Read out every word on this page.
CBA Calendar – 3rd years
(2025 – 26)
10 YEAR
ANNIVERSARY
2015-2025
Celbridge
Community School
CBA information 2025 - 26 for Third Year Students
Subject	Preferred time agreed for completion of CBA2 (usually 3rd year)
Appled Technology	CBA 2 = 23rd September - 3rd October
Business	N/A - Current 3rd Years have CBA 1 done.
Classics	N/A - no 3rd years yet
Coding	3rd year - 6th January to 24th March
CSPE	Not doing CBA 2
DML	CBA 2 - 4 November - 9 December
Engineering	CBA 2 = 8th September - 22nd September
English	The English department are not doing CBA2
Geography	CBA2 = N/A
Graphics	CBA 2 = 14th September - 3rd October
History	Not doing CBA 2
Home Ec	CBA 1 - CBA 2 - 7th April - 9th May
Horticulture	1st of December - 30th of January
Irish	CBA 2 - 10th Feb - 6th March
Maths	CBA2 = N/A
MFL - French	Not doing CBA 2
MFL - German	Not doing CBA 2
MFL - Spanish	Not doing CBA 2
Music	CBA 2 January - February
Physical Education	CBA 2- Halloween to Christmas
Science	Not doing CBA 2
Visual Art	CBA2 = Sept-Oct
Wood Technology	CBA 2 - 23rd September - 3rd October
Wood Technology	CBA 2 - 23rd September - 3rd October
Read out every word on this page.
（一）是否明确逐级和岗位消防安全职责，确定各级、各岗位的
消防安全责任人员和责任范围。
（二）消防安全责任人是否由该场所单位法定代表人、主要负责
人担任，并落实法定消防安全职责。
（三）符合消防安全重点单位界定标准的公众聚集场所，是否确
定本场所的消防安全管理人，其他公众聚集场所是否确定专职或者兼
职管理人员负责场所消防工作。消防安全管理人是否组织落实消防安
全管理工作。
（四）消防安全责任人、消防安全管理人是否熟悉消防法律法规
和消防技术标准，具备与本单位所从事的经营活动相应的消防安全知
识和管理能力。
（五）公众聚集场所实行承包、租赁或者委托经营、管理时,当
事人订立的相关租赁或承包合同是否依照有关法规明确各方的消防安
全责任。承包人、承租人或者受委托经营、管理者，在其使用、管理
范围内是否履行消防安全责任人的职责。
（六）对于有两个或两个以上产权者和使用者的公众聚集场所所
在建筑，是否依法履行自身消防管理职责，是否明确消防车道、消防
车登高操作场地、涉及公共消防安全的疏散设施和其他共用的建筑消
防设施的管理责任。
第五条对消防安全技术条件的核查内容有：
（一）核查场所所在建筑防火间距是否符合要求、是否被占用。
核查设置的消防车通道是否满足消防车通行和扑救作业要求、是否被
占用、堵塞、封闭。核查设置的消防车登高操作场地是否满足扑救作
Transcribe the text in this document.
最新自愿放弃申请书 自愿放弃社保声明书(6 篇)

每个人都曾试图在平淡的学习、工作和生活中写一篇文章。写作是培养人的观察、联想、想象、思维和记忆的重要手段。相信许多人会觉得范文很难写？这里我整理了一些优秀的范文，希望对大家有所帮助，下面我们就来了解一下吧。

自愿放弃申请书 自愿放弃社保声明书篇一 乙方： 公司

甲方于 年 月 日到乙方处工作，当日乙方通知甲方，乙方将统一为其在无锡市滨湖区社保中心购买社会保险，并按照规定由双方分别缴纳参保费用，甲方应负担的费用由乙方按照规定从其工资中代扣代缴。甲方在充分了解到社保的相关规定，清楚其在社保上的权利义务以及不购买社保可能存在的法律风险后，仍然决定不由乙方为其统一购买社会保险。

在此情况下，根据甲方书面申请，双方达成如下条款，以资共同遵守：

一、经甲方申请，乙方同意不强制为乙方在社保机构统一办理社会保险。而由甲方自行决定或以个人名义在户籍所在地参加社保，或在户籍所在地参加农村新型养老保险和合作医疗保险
--------------------------------
● WHAT THE TASK ASKS
Give only the number of lines in the entries above that contain the string "doing".

● RESULT OF THIS EXERCISE
7